EXERCISE REQUIREMENTS:
Find the line containing "Give me the". Return it and every line after it, unchanged, up to and including the last line.
===============
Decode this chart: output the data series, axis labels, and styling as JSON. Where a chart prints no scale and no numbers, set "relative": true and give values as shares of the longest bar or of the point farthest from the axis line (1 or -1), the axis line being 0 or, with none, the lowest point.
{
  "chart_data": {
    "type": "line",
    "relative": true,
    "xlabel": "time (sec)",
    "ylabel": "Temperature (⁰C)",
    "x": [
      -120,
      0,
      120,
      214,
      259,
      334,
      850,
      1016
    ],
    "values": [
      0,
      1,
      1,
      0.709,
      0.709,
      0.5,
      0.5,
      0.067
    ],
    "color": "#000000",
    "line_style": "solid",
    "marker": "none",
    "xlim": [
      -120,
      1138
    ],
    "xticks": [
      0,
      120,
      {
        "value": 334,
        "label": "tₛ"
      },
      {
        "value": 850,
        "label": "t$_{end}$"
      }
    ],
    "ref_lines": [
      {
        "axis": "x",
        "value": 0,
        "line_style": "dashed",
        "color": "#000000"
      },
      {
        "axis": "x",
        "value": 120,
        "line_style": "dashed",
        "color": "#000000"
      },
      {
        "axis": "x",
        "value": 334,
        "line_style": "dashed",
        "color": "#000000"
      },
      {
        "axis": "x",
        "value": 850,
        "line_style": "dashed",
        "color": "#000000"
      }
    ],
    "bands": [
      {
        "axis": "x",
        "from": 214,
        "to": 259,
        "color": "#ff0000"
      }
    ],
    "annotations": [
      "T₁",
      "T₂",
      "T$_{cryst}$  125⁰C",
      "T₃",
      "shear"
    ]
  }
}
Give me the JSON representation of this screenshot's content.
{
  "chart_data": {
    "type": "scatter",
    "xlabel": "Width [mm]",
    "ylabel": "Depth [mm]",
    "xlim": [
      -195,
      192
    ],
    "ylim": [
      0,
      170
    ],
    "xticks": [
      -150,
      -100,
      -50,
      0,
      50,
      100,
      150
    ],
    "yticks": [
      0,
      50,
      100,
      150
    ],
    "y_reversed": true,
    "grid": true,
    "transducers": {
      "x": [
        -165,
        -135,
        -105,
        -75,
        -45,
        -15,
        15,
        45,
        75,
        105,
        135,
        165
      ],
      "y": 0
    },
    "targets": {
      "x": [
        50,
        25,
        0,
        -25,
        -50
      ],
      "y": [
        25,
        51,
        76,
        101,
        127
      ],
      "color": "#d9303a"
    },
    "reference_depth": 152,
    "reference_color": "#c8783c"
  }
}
===============
TASK OUTPUT:
Give me the JSON representation of this screenshot's content.
{
  "chart_data": {
    "type": "scatter",
    "xlabel": "Width [mm]",
    "ylabel": "Depth [mm]",
    "xlim": [
      -195,
      192
    ],
    "ylim": [
      0,
      170
    ],
    "xticks": [
      -150,
      -100,
      -50,
      0,
      50,
      100,
      150
    ],
    "yticks": [
      0,
      50,
      100,
      150
    ],
    "y_reversed": true,
    "grid": true,
    "transducers": {
      "x": [
        -165,
        -135,
        -105,
        -75,
        -45,
        -15,
        15,
        45,
        75,
        105,
        135,
        165
      ],
      "y": 0
    },
    "targets": {
      "x": [
        50,
        25,
        0,
        -25,
        -50
      ],
      "y": [
        25,
        51,
        76,
        101,
        127
      ],
      "color": "#d9303a"
    },
    "reference_depth": 152,
    "reference_color": "#c8783c"
  }
}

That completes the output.